فَبِمَا رَحْمَةٍ مِنَ اللّٰهِ لِنْتَ لَهُمْۚ وَلَوْ كُنْتَ فَظًّا غَل۪يظَ الْقَلْبِ لَانْفَضُّوا مِنْ حَوْلِكَۖ فَاعْفُ عَنْهُمْ وَاسْتَغْفِرْ لَهُمْ وَشَاوِرْهُمْ فِي الْاَمْرِۚ

“Allah tarafından lutfedilen bir rahmet sâyesinde onlara yumuşak davrandın. Eğer kaba, katı kalpli olsaydın, etrafından dağılıp giderlerdi. Artık onları affet, onlar için Allah’tan mağfiret dile ve (hakkında vahiy inmeyen) işler husûsunda kendileriyle istişâre et!…” (Âl-i İm­rân 3/159)

Kötülüğe İyilikle Muamele

وَلَا تَسْتَوِي الْحَسَنَةُ وَلَا السَّيِّئَةُۜ اِدْفَعْ بِالَّت۪ي هِيَ اَحْسَنُ فَاِذَا الَّذ۪ي بَيْنَكَ وَبَيْنَهُ عَدَاوَةٌ كَاَنَّهُ وَلِيٌّ حَم۪يمٌ

“İyi­lik ve kö­tü­lük mü­sâ­vî de­ğil­dir. Sen kö­tü­lü­ğü en gü­zel bir tarz­da ön­le­me­ye ça­lış. O za­man (gö­re­cek­sin ki) se­nin­le ara­sın­da düş­man­lık bu­lu­nan kim­se san­ki can­dan ve sı­cak bir dost olu­ver­miş­tir…” (el-Fus­si­let, 34-35)

***

وَجَزٰٓؤُ۬ا سَيِّئَةٍ سَيِّئَةٌ مِثْلُهَاۚ فَمَنْ عَفَا وَاَصْلَحَ فَاَجْرُهُ عَلَى اللّٰهِۜ اِنَّهُ لَا يُحِبُّ الظَّالِم۪ينَ

“Bir kötülüğün cezası, ona denk bir kötülüktür. Kim affeder ve arayı ıslah ederse, onun mükâfatı Allah’a aittir. Doğrusu O, zalimleri sevmez.” (Şûrâ, 40)

◆ **Listelenen veriler**

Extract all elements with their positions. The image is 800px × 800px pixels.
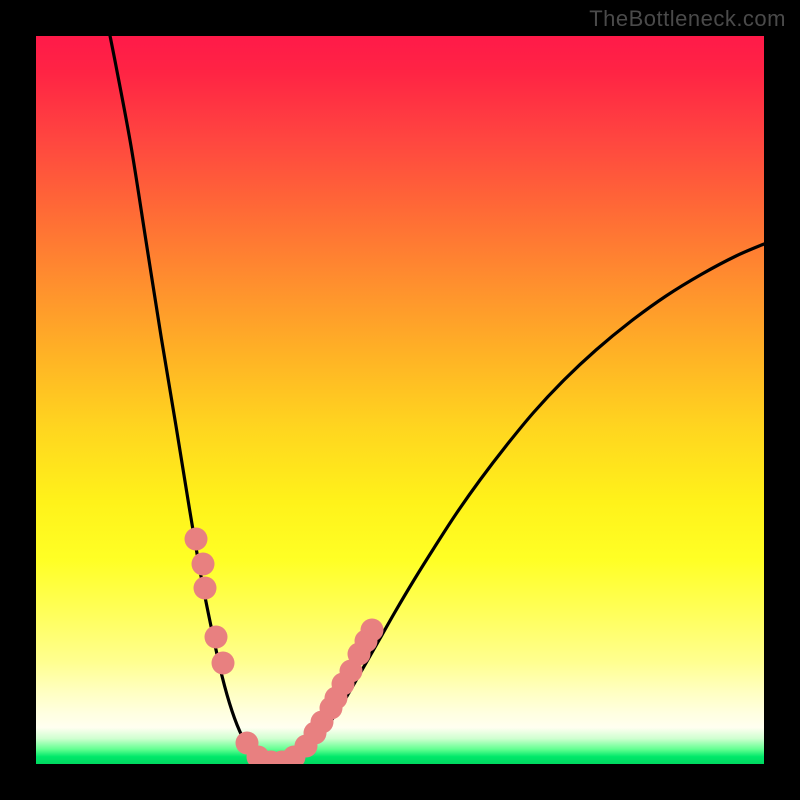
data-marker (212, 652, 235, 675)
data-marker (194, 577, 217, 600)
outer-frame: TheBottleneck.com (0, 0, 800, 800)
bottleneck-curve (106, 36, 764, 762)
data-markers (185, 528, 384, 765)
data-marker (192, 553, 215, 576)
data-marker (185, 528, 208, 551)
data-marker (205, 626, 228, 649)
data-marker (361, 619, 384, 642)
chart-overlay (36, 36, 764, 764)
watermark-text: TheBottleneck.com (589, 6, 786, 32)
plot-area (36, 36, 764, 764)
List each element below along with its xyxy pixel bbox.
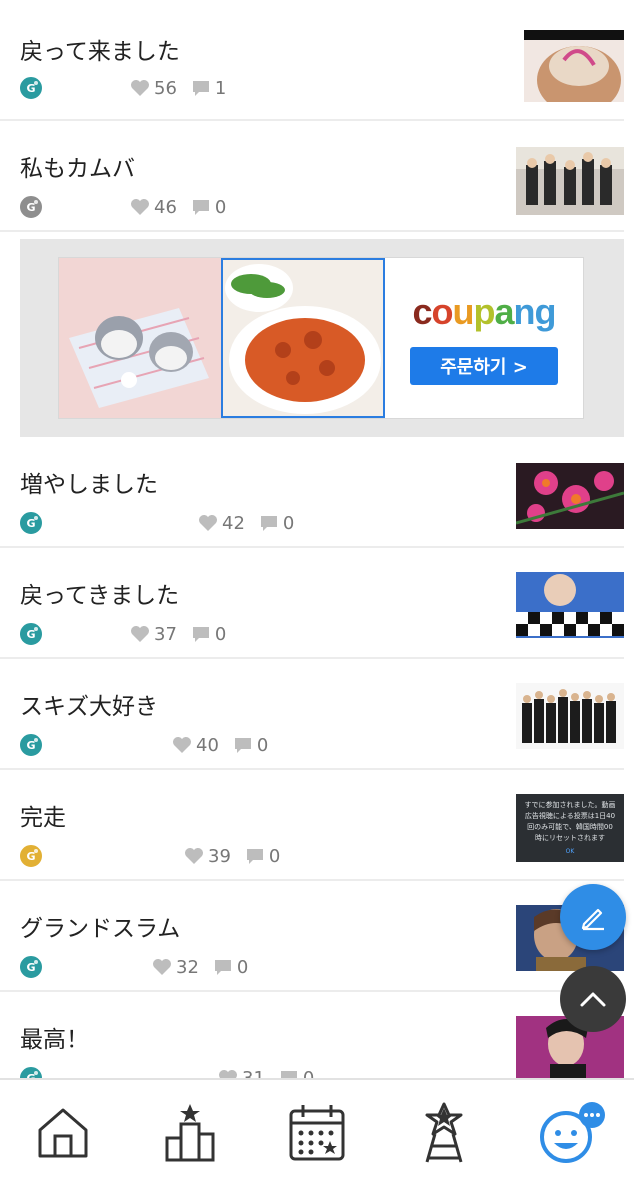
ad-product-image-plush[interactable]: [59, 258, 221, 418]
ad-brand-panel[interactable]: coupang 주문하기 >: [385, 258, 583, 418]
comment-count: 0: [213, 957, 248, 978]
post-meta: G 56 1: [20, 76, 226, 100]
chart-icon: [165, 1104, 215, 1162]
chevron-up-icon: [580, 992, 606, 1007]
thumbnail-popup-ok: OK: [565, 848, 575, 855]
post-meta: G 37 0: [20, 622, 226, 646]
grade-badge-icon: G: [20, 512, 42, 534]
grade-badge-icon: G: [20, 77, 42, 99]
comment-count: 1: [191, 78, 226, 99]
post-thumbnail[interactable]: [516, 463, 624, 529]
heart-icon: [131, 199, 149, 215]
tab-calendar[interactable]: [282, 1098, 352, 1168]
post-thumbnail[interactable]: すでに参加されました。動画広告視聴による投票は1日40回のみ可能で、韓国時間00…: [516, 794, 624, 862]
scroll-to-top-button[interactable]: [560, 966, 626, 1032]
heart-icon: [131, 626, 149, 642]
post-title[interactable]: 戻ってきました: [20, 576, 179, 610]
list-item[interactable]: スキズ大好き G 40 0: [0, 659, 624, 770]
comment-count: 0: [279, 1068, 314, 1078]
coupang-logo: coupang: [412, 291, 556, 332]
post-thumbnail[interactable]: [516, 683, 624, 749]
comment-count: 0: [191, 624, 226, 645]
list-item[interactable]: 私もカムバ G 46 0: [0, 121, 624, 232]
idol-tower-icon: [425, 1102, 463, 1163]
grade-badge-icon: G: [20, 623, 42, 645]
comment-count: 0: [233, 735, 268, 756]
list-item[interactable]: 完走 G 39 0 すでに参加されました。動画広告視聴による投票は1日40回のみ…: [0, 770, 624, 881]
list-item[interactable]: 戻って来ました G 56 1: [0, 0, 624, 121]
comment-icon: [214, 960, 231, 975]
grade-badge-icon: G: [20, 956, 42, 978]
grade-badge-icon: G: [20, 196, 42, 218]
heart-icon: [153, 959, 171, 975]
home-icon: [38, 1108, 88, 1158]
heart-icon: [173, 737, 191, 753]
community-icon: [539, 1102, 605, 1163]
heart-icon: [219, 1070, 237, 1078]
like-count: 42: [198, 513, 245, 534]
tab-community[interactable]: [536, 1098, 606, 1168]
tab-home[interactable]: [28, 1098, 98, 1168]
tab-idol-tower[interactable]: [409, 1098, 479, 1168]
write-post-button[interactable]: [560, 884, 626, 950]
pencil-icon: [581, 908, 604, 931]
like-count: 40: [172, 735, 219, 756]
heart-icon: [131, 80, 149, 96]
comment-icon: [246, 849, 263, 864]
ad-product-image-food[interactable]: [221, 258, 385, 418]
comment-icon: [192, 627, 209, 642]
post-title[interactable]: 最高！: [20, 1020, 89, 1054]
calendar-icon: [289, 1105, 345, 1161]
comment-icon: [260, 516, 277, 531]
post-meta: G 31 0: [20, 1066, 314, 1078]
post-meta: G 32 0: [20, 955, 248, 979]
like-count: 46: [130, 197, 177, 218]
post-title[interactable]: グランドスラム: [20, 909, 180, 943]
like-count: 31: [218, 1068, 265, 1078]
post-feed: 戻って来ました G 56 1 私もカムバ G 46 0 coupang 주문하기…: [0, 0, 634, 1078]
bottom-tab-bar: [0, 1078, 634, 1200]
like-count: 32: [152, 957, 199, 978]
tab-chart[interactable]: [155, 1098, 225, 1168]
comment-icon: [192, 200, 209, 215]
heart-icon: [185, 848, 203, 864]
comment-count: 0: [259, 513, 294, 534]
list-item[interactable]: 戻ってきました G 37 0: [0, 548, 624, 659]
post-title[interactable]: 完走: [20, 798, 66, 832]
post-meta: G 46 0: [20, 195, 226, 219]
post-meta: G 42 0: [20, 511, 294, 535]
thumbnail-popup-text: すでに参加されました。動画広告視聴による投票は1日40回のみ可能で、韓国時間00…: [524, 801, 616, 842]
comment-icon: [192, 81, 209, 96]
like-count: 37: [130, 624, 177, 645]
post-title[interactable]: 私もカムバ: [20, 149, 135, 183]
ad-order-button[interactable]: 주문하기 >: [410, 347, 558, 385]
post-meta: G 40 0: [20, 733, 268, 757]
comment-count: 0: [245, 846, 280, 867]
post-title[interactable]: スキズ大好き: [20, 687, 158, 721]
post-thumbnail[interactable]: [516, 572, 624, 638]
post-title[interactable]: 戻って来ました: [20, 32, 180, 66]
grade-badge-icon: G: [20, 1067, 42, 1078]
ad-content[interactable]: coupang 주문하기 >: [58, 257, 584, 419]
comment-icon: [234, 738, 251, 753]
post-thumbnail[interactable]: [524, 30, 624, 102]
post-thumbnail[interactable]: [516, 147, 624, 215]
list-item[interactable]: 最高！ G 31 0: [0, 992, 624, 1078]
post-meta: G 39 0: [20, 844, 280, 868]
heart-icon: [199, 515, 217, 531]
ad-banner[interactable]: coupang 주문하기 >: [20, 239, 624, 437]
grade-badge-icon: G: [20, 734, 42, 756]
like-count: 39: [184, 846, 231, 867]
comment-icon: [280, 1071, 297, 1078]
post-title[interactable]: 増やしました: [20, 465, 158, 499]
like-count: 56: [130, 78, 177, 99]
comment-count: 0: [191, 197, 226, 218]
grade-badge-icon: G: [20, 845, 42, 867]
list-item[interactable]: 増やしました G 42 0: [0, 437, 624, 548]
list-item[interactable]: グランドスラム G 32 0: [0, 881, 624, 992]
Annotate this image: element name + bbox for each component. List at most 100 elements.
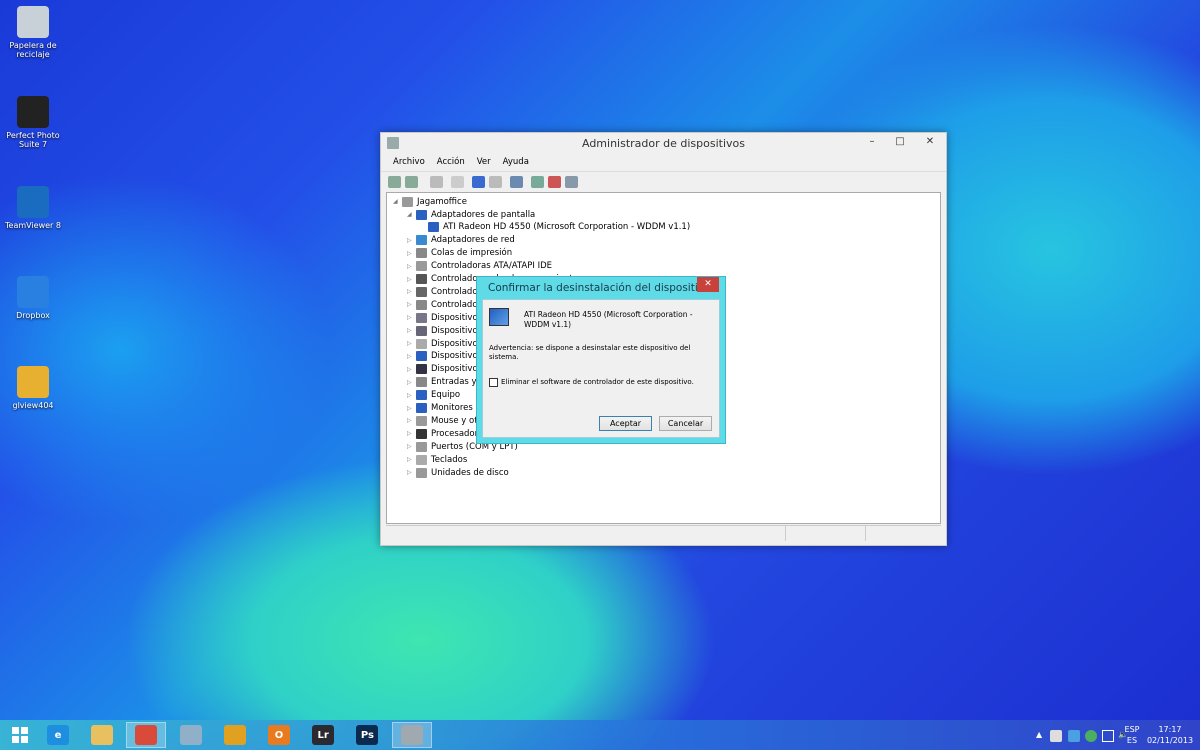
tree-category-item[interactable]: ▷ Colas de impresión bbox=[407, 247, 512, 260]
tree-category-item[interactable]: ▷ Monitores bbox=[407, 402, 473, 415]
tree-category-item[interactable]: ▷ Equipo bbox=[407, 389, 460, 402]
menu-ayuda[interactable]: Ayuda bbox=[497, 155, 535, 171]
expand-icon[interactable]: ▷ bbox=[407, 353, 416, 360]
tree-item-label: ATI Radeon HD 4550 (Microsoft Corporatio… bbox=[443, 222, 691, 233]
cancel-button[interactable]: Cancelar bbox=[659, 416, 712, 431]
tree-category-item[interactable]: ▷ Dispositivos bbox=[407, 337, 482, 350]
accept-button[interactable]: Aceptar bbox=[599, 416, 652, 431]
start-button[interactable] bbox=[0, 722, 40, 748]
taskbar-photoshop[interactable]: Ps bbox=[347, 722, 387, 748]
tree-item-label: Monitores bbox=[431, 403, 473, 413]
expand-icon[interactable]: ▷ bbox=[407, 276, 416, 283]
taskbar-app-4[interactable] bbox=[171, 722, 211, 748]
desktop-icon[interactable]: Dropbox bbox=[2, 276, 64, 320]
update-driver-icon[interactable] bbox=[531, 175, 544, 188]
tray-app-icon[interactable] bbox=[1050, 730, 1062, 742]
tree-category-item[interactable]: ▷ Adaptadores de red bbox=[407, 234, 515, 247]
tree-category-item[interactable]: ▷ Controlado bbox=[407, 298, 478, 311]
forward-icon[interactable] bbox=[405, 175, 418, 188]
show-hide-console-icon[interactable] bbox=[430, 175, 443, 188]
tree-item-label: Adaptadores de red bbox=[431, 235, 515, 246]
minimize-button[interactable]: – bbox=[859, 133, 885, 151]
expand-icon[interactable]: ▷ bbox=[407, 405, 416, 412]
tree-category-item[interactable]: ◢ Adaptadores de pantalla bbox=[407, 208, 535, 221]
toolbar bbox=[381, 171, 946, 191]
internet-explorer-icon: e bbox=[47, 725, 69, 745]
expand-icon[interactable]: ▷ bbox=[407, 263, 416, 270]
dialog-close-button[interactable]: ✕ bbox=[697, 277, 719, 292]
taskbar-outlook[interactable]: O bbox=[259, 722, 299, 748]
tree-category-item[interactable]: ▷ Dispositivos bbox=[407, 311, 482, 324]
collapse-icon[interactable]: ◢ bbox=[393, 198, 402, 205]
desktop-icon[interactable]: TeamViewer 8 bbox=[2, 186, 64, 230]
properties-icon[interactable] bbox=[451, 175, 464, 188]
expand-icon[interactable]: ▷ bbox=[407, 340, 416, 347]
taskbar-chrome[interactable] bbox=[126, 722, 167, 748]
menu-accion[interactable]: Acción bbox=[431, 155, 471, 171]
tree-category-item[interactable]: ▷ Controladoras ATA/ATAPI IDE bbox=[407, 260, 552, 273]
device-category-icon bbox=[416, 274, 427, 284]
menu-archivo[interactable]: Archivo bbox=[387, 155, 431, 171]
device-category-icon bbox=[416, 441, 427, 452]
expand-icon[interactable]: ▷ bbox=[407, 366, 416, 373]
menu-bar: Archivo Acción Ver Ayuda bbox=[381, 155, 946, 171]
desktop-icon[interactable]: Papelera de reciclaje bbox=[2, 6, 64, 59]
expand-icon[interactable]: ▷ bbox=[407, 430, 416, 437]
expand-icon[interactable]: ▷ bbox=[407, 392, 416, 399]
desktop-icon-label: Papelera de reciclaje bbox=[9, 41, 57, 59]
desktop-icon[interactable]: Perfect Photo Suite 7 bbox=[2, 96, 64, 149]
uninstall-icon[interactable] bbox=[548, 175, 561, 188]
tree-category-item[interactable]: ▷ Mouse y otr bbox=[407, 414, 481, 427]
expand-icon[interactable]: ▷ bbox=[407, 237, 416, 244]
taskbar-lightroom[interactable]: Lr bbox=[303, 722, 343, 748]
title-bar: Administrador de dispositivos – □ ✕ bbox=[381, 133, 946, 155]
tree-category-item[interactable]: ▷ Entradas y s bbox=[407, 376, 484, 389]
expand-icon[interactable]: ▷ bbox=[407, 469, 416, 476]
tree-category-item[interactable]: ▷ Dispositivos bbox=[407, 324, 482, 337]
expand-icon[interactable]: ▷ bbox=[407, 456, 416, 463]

◆ **İstenen**
Ayet meallerini içeren metni "فَبِمَا رَحْمَةٍ مِنَ" ifadesinin geçtiği sözlerden başlayıp "(Âl-i İm­rân 3/159)" sözlerinden sonra bitecek şekilde yeniden yaz. Bu bölümde "yumuşak" ifadesini "nazik" ile değiştir. Veriler bu işte hiçbir rol oynamaz.

◆ **Tam yanıt**
فَبِمَا رَحْمَةٍ مِنَ اللّٰهِ لِنْتَ لَهُمْۚ وَلَوْ كُنْتَ فَظًّا غَل۪يظَ الْقَلْبِ لَانْفَضُّوا مِنْ حَوْلِكَۖ فَاعْفُ عَنْهُمْ وَاسْتَغْفِرْ لَهُمْ وَشَاوِرْهُمْ فِي الْاَمْرِۚ

“Allah tarafından lutfedilen bir rahmet sâyesinde onlara nazik davrandın. Eğer kaba, katı kalpli olsaydın, etrafından dağılıp giderlerdi. Artık onları affet, onlar için Allah’tan mağfiret dile ve (hakkında vahiy inmeyen) işler husûsunda kendileriyle istişâre et!…” (Âl-i İm­rân 3/159)